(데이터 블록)
■ ■ ■ ■ ■

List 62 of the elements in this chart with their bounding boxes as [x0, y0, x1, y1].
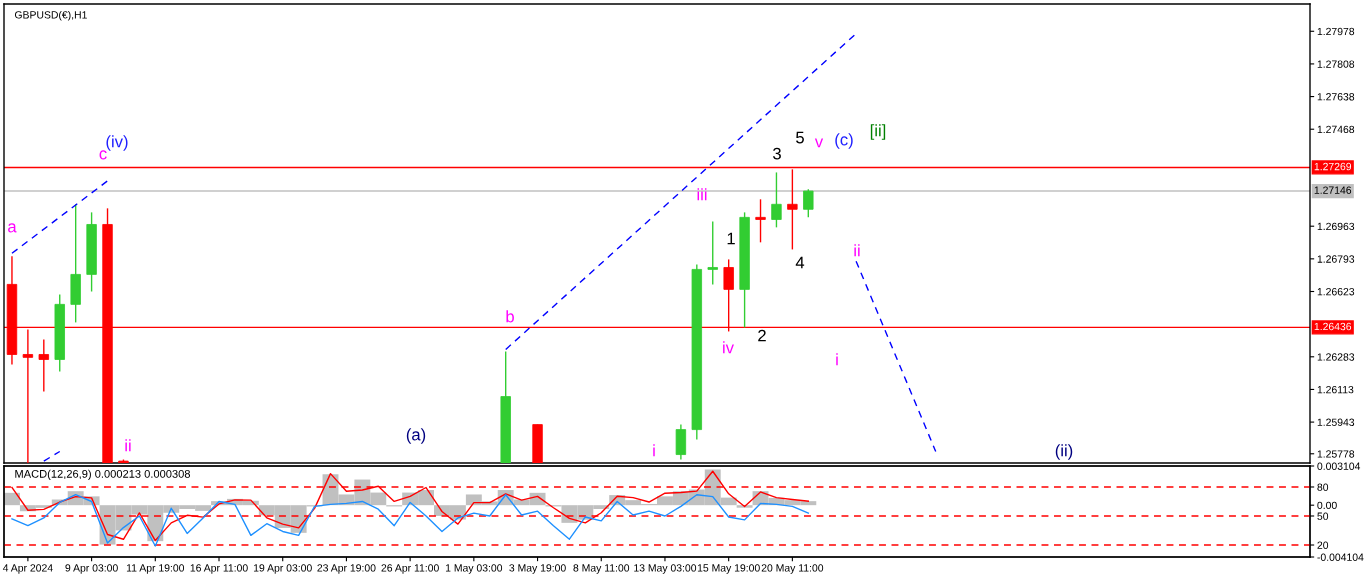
annotation: i — [653, 444, 655, 457]
annotation: b — [506, 310, 514, 323]
x-tick-label: 16 Apr 11:00 — [190, 564, 248, 574]
x-tick-label: 20 May 11:00 — [761, 564, 824, 574]
x-tick-label: 19 Apr 03:00 — [253, 564, 312, 574]
y-tick-label: 1.26963 — [1317, 222, 1355, 231]
y-tick-label: 1.27808 — [1317, 60, 1355, 68]
y-tick-label: 1.25778 — [1317, 450, 1355, 458]
y-tick-label: 1.26113 — [1317, 385, 1354, 394]
candlestick — [38, 338, 50, 393]
y2-tick-label: 20 — [1317, 541, 1329, 549]
x-tick-label: 11 Apr 19:00 — [126, 564, 185, 574]
candlestick — [22, 328, 34, 463]
x-tick-label: 15 May 19:00 — [697, 564, 760, 574]
ref-line-label: 1.27269 — [1314, 162, 1352, 171]
y2-tick-label: 80 — [1317, 483, 1329, 491]
annotation: 5 — [796, 131, 804, 144]
annotation: iv — [723, 341, 734, 354]
y-tick-label: 1.27978 — [1317, 27, 1355, 36]
candlestick — [755, 198, 766, 244]
annotation: [ii] — [870, 124, 886, 140]
y-tick-label: -0.004104 — [1317, 553, 1364, 561]
x-tick-label: 26 Apr 11:00 — [381, 564, 439, 574]
text: GBPUSD(€),H1 — [14, 10, 87, 21]
candlestick — [771, 171, 782, 229]
y-tick-label: 0.00 — [1317, 501, 1337, 510]
x-tick-label: 8 May 11:00 — [573, 564, 630, 574]
annotation: 4 — [795, 256, 805, 269]
chart-title: MACD(12,26,9) 0.000213 0.000308 — [15, 469, 191, 480]
x-tick-label: 13 May 03:00 — [634, 564, 697, 574]
y-tick-label: 1.27638 — [1317, 93, 1355, 101]
annotation: (ii) — [1055, 444, 1073, 460]
y-tick-label: 1.26793 — [1317, 255, 1355, 263]
candlestick — [707, 220, 718, 286]
annotation: a — [8, 223, 17, 233]
annotation: i — [836, 353, 838, 366]
annotation: iii — [697, 188, 707, 201]
annotation: 3 — [773, 147, 781, 160]
y-tick-label: 0.003104 — [1317, 462, 1361, 470]
x-tick-label: 1 May 03:00 — [445, 564, 503, 574]
ref-line-label: 1.27146 — [1314, 186, 1352, 194]
x-tick-label: 4 Apr 2024 — [2, 564, 53, 574]
ref-line-label: 1.26436 — [1314, 322, 1352, 331]
y-tick-label: 1.26623 — [1317, 288, 1355, 296]
annotation: 1 — [727, 232, 735, 245]
line-series — [11, 494, 809, 547]
annotation: ii — [125, 439, 131, 452]
annotation: (a) — [406, 428, 426, 444]
annotation: v — [814, 138, 824, 148]
y-tick-label: 1.26283 — [1317, 353, 1355, 361]
x-tick-label: 9 Apr 03:00 — [65, 564, 118, 574]
annotation: (c) — [835, 133, 853, 149]
y2-tick-label: 50 — [1317, 512, 1329, 520]
x-tick-label: 3 May 19:00 — [509, 564, 566, 574]
annotation: 2 — [758, 329, 766, 342]
annotation: (iv) — [106, 135, 128, 151]
x-tick-label: 23 Apr 19:00 — [317, 564, 376, 574]
y-tick-label: 1.27468 — [1317, 125, 1355, 134]
annotation: ii — [854, 244, 860, 257]
y-tick-label: 1.25943 — [1317, 418, 1355, 426]
annotation: c — [99, 150, 107, 160]
candlestick — [803, 188, 814, 219]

■ ■ ■ ■ ■

» **수행할 작업**:
위 데이터의 각 줄을 한 글자도 바꾸지 말고 그대로 옮겨 적으십시오. 단, 그림은 답에 넣지 마십시오.

» **작업 해답**:
List 62 of the elements in this chart with their bounding boxes as [x0, y0, x1, y1].
annotation: i — [653, 444, 655, 457]
annotation: b — [506, 310, 514, 323]
x-tick-label: 16 Apr 11:00 — [190, 564, 248, 574]
x-tick-label: 20 May 11:00 — [761, 564, 824, 574]
x-tick-label: 19 Apr 03:00 — [253, 564, 312, 574]
y-tick-label: 1.26963 — [1317, 222, 1355, 231]
y-tick-label: 1.27808 — [1317, 60, 1355, 68]
y-tick-label: 1.25778 — [1317, 450, 1355, 458]
y-tick-label: 1.26113 — [1317, 385, 1354, 394]
candlestick — [38, 338, 50, 393]
y2-tick-label: 20 — [1317, 541, 1329, 549]
x-tick-label: 11 Apr 19:00 — [126, 564, 185, 574]
candlestick — [22, 328, 34, 463]
x-tick-label: 15 May 19:00 — [697, 564, 760, 574]
ref-line-label: 1.27269 — [1314, 162, 1352, 171]
y2-tick-label: 80 — [1317, 483, 1329, 491]
annotation: 5 — [796, 131, 804, 144]
annotation: iv — [723, 341, 734, 354]
y-tick-label: 1.27978 — [1317, 27, 1355, 36]
candlestick — [755, 198, 766, 244]
annotation: [ii] — [870, 124, 886, 140]
y-tick-label: -0.004104 — [1317, 553, 1364, 561]
x-tick-label: 26 Apr 11:00 — [381, 564, 439, 574]
text: GBPUSD(€),H1 — [14, 10, 87, 21]
candlestick — [771, 171, 782, 229]
y-tick-label: 0.00 — [1317, 501, 1337, 510]
x-tick-label: 8 May 11:00 — [573, 564, 630, 574]
annotation: 4 — [795, 256, 805, 269]
chart-title: MACD(12,26,9) 0.000213 0.000308 — [15, 469, 191, 480]
x-tick-label: 13 May 03:00 — [634, 564, 697, 574]
y-tick-label: 1.27638 — [1317, 93, 1355, 101]
annotation: (ii) — [1055, 444, 1073, 460]
y-tick-label: 1.26793 — [1317, 255, 1355, 263]
candlestick — [707, 220, 718, 286]
annotation: a — [8, 223, 17, 233]
annotation: i — [836, 353, 838, 366]
annotation: iii — [697, 188, 707, 201]
annotation: 3 — [773, 147, 781, 160]
y-tick-label: 0.003104 — [1317, 462, 1361, 470]
x-tick-label: 1 May 03:00 — [445, 564, 503, 574]
ref-line-label: 1.27146 — [1314, 186, 1352, 194]
x-tick-label: 4 Apr 2024 — [2, 564, 53, 574]
ref-line-label: 1.26436 — [1314, 322, 1352, 331]
y-tick-label: 1.26623 — [1317, 288, 1355, 296]
annotation: 1 — [727, 232, 735, 245]
line-series — [11, 494, 809, 547]
annotation: ii — [125, 439, 131, 452]
annotation: (a) — [406, 428, 426, 444]
annotation: v — [814, 138, 824, 148]
y-tick-label: 1.26283 — [1317, 353, 1355, 361]
x-tick-label: 9 Apr 03:00 — [65, 564, 118, 574]
annotation: (c) — [835, 133, 853, 149]
y2-tick-label: 50 — [1317, 512, 1329, 520]
x-tick-label: 3 May 19:00 — [509, 564, 566, 574]
annotation: 2 — [758, 329, 766, 342]
annotation: (iv) — [106, 135, 128, 151]
x-tick-label: 23 Apr 19:00 — [317, 564, 376, 574]
y-tick-label: 1.27468 — [1317, 125, 1355, 134]
annotation: ii — [854, 244, 860, 257]
y-tick-label: 1.25943 — [1317, 418, 1355, 426]
annotation: c — [99, 150, 107, 160]
candlestick — [803, 188, 814, 219]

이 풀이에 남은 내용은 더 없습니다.